▶ **ZU BEARBEITEN**
1 - Beantworte anhand des Textes über haushaltsnahe Flexibilität:
(a) Welchen Anteil des Jahresstrombedarfs können E-Autos, Wärmepumpen und Heimspeicher im Jahr 2035 laut der Studie zeitlich verschieben, und wie viel ist das in TWh?
(b) Welchem Zweck dienen Heimenergiemanagementsysteme heute meistens?
(c) Welche Einrichtung hat die Auswirkungen der Tarifmodelle simuliert?
2 - Entnimm dem Text über haushaltsnahe Flexibilität wortgetreu die Passage von „Schon heute steuern“ bis „diesen zu verschieben.“.

Millionen von Wärmepumpen, Heimspeichern und Elektrofahrzeugen können im Stromsystem der Zukunft wertvolle Flexibilität bereitstellen. Sie können gezielt Produktionsspitzen von Wind- und Solarstrom aufnehmen oder ihren Verbrauch verschieben, um das lokale Netz zu entlasten. Welche Preissignale dabei hilfreich sind, hat Agora Energiewende untersucht.
Wärmepumpen statt Gasheizungen, Elektroautos statt Benziner: Strom macht einen immer größeren Anteil unserer Energieversorgung aus. Gleichzeitig hängt unsere Stromerzeugung immer mehr von den unsteten Energiequellen Sonne und Wind ab. Um unter diesen Voraussetzungen ein stabiles Stromsystem aufzubauen, braucht es Flexibilität.
Das sind nicht nur reaktionsfähige Kraftwerke und verschiebbare Lasten in der Industrie, wie Kühlaggregate oder Druckluftanlagen, sondern auch viele Geräte in ganz normalen Haushalten. Laut der aktuellen Studie „Haushaltsnahe Flexibilitäten nutzen“ von Agora Energiewende werden E-Autos, Wärmepumpen und Heimspeicher im Jahr 2035 etwa zehn Prozent des dann benötigten Jahresbedarfs an Strom zeitlich verschieben können.
Das sind immerhin 100 TWh. Diese verbraucherseitige Flexibilität spart volkswirtschaftlich die Kosten von rund 4,8 Mrd. Euro, denn man braucht weniger Spitzenlastkraftwerke, Umspannstationen, Kabel und Großspeicher. Den mit Abstand größten Anteil an der flexiblen Leistung haben dabei die Wallboxen.
Schon heute steuern Heimenergiemanagementsysteme (HEMS) viele dieser flexiblen Verbraucher. Dabei geht es aber meistens darum, selbst erzeugten Solarstrom möglichst auch selbst zu nutzen. Um auf das Stromangebot oder die Netzauslastung zu reagieren, brauchen die Systeme hingegen ein Preissignal von außen. So erhalten sie die Orientierung, zu welcher Zeit der Stromverbrauch am günstigsten ist, und zugleich einen Anreiz, diesen zu verschieben.
Wie ein solches Preissystem aussehen kann und was es bewirken würde, ist Gegenstand der Agora-Studie. Die Forschungsstelle für Energiewirtschaft (FfE) hat dafür detailliert simuliert, wie sich die verschiedenen Tarifmodelle auf die Erzeugung und den Stromfluss in den Verteilnetzen auswirken würden.

▶ **BEREITGESTELLTES MATERIAL**
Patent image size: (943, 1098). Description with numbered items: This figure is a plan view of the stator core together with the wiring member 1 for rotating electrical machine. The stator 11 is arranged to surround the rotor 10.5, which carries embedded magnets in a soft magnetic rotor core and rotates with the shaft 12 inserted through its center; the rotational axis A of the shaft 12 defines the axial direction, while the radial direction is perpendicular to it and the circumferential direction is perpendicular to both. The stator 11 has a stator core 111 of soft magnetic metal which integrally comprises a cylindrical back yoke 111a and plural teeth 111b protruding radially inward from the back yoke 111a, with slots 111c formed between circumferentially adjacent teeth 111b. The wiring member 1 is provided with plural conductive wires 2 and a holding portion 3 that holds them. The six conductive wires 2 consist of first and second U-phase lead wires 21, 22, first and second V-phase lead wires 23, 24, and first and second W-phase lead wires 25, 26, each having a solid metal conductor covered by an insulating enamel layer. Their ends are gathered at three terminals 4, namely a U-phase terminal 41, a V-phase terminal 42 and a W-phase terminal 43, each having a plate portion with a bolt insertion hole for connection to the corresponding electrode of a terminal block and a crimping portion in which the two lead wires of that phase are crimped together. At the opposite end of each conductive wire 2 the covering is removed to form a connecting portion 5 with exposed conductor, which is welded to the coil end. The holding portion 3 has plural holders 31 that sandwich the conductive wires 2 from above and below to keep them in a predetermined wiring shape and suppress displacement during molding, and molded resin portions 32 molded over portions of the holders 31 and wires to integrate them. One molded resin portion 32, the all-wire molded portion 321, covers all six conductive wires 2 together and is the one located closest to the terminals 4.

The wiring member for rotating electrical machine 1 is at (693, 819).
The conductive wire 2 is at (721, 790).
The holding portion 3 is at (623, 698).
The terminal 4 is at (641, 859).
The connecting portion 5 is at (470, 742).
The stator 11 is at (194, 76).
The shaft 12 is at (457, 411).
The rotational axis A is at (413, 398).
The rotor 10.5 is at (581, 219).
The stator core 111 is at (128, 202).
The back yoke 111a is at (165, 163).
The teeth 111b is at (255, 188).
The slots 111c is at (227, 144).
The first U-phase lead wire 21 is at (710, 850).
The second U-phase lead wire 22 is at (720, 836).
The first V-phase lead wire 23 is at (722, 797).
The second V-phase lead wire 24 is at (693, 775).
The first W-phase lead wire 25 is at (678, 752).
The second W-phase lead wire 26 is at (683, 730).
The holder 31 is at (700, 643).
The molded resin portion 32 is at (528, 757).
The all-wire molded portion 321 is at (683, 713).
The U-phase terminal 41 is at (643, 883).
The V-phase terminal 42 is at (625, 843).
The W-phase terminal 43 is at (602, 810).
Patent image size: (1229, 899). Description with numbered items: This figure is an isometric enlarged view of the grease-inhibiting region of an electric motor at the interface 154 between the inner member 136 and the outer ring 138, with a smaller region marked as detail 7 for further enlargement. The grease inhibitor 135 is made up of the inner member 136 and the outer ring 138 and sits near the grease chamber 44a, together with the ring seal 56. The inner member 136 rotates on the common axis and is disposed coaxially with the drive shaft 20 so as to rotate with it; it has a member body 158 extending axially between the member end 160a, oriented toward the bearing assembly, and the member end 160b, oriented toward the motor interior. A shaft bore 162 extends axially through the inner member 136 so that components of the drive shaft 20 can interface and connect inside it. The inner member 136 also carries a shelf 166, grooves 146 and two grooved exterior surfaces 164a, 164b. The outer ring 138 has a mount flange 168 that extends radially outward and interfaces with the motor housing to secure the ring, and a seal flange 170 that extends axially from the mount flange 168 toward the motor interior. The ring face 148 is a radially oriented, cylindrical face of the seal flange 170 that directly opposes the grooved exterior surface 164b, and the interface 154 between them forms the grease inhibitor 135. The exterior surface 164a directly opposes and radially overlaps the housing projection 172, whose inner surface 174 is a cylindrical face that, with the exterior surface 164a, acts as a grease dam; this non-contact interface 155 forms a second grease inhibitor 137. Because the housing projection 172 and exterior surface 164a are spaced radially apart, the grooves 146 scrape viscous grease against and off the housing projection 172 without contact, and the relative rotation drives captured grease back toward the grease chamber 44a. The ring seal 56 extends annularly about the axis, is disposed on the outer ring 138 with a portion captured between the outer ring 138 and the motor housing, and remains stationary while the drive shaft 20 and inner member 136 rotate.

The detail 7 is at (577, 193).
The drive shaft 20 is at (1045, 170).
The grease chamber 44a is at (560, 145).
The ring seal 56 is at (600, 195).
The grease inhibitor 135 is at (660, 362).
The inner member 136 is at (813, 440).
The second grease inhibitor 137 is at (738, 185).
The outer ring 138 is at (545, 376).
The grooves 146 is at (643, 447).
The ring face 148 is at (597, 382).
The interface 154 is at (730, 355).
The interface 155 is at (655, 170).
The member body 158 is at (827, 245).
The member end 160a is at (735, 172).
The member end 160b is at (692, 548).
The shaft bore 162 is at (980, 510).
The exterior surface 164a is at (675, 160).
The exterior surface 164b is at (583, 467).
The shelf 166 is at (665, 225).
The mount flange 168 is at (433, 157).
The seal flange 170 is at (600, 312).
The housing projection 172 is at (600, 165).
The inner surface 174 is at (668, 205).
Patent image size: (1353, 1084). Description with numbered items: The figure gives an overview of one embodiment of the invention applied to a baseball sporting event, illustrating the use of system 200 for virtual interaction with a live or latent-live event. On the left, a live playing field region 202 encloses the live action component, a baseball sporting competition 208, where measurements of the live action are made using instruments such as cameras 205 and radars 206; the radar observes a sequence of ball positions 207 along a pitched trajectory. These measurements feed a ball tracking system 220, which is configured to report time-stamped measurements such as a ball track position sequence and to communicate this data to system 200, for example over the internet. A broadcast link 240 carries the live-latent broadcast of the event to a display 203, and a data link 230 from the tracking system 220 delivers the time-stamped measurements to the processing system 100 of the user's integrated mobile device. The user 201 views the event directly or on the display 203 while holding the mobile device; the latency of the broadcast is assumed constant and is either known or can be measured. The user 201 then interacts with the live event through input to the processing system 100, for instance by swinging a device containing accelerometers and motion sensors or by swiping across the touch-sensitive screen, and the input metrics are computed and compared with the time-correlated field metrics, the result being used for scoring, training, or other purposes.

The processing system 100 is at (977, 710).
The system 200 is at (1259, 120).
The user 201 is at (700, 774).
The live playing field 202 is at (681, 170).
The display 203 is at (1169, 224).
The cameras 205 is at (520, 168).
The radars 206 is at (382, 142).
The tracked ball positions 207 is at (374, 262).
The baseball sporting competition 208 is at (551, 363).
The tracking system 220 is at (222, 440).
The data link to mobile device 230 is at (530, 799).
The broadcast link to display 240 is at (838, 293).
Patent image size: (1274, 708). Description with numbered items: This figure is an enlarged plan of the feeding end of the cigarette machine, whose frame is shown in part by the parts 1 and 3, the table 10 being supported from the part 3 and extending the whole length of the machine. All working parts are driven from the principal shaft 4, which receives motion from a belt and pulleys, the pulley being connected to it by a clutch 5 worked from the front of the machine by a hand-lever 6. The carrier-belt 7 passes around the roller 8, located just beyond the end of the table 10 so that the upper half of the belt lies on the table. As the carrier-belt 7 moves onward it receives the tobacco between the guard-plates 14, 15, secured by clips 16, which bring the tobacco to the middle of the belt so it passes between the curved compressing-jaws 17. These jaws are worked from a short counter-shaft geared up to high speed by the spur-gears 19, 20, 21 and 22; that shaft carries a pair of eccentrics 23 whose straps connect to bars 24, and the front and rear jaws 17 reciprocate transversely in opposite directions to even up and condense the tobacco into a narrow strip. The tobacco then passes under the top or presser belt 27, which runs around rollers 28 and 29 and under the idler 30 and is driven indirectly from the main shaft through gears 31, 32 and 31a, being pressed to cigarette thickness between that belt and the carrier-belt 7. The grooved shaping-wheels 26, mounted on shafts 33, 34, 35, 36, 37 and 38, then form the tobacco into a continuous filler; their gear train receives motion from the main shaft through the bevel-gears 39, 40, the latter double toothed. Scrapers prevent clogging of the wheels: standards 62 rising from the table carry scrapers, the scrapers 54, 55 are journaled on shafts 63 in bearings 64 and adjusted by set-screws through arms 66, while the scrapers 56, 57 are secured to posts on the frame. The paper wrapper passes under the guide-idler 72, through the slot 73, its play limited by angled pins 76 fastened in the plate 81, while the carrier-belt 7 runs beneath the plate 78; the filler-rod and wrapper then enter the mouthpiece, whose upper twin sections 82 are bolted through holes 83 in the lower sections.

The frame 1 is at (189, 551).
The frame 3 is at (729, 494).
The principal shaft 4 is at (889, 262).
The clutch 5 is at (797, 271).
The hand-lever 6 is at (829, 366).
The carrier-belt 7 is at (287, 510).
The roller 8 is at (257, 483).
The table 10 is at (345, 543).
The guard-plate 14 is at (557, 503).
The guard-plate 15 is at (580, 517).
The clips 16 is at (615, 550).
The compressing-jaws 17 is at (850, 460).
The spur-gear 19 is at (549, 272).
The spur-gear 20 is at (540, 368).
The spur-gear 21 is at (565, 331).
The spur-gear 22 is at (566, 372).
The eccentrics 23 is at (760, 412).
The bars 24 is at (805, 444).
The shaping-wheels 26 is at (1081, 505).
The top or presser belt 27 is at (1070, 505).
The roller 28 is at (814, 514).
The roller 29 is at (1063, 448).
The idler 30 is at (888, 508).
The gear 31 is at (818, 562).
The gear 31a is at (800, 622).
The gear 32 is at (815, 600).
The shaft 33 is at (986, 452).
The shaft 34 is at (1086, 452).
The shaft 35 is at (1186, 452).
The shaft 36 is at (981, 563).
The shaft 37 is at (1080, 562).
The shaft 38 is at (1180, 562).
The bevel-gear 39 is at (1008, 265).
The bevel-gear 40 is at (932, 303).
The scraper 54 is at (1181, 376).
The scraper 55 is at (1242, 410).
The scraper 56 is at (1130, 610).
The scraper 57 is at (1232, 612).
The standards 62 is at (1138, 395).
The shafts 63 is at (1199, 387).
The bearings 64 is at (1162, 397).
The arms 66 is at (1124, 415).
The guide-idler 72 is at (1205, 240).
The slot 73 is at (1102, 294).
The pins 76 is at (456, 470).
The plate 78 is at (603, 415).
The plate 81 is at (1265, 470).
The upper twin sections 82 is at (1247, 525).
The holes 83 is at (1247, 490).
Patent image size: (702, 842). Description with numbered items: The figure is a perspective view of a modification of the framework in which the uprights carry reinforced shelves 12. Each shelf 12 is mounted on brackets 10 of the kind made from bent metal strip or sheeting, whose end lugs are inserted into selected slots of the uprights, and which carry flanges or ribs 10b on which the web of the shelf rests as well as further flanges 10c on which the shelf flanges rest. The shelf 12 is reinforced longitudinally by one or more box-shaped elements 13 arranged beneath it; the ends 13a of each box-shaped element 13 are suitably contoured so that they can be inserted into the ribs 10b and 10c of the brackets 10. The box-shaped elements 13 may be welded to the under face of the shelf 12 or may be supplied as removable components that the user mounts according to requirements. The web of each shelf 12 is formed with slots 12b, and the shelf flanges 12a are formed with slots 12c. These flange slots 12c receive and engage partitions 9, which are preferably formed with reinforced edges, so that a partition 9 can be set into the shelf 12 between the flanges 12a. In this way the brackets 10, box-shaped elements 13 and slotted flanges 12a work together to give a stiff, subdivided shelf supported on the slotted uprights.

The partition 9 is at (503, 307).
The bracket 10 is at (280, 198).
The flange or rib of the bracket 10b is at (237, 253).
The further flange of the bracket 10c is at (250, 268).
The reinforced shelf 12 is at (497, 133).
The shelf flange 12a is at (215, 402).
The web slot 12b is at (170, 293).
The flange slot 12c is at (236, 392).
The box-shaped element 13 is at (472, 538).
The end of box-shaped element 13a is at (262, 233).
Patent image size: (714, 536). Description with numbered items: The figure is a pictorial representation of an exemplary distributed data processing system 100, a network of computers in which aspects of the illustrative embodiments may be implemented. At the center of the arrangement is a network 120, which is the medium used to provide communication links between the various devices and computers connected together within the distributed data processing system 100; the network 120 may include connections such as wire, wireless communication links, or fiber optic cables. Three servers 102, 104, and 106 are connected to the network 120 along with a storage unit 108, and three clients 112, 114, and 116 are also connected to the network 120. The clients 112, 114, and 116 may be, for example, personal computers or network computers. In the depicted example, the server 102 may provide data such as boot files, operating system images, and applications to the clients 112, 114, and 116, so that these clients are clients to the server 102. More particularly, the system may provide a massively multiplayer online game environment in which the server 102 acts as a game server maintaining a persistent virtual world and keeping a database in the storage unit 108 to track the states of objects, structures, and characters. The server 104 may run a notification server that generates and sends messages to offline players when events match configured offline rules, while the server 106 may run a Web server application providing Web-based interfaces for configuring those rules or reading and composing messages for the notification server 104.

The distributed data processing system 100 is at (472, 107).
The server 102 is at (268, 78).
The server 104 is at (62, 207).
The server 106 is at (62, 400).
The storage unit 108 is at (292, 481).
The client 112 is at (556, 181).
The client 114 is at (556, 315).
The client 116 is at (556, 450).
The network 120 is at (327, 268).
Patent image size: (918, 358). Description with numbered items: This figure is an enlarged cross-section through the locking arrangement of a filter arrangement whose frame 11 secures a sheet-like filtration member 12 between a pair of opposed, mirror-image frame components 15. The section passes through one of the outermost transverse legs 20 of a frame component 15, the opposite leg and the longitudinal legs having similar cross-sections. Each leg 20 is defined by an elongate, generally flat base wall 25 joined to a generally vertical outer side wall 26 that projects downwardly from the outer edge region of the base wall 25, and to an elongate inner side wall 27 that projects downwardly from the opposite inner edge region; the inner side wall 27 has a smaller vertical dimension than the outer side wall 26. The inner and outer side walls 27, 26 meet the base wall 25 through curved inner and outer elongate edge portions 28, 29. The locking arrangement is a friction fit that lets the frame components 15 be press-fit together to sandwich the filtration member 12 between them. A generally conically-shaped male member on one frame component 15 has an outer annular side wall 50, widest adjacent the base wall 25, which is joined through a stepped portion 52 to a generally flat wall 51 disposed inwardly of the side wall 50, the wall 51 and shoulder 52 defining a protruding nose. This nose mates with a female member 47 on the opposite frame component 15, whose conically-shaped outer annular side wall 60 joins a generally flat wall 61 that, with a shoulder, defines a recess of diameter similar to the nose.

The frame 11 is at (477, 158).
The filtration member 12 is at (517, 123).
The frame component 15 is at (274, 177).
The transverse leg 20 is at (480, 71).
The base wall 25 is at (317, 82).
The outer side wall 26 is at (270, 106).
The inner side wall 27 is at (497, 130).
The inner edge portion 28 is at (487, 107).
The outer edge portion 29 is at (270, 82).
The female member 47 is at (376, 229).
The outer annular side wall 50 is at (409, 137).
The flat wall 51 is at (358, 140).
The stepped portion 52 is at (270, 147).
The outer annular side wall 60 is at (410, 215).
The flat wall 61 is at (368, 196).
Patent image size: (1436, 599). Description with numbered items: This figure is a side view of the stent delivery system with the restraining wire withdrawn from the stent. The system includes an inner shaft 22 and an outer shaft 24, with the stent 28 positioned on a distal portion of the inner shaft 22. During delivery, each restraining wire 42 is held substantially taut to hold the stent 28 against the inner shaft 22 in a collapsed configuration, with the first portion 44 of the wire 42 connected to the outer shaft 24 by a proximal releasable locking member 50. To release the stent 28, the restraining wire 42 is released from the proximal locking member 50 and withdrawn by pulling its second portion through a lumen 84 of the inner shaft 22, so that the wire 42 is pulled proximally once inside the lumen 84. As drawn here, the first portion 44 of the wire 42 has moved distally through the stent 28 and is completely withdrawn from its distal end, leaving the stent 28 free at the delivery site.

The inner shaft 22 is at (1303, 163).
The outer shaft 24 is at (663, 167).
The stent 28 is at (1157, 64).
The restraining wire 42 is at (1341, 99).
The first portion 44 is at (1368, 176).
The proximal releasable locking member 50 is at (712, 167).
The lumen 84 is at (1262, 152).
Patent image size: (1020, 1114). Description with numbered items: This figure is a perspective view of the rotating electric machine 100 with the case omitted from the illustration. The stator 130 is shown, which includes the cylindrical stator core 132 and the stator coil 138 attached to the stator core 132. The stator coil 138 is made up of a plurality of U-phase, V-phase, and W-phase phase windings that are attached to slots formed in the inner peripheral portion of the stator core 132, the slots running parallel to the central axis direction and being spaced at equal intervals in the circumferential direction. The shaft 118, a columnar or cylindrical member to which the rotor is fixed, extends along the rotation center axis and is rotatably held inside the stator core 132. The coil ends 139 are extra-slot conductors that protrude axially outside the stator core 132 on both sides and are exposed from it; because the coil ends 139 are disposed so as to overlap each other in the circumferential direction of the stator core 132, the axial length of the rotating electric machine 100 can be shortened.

▶ **ERGEBNISSE**
1 -
(a) Etwa zehn Prozent, also 100 TWh.
(b) Sie sollen dafür sorgen, dass selbst erzeugter Solarstrom möglichst auch selbst genutzt wird.
(c) Die Forschungsstelle für Energiewirtschaft (FfE).

2 -
Schon heute steuern Heimenergiemanagementsysteme (HEMS) viele dieser flexiblen Verbraucher. Dabei geht es aber meistens darum, selbst erzeugten Solarstrom möglichst auch selbst zu nutzen. Um auf das Stromangebot oder die Netzauslastung zu reagieren, brauchen die Systeme hingegen ein Preissignal von außen. So erhalten sie die Orientierung, zu welcher Zeit der Stromverbrauch am günstigsten ist, und zugleich einen Anreiz, diesen zu verschieben.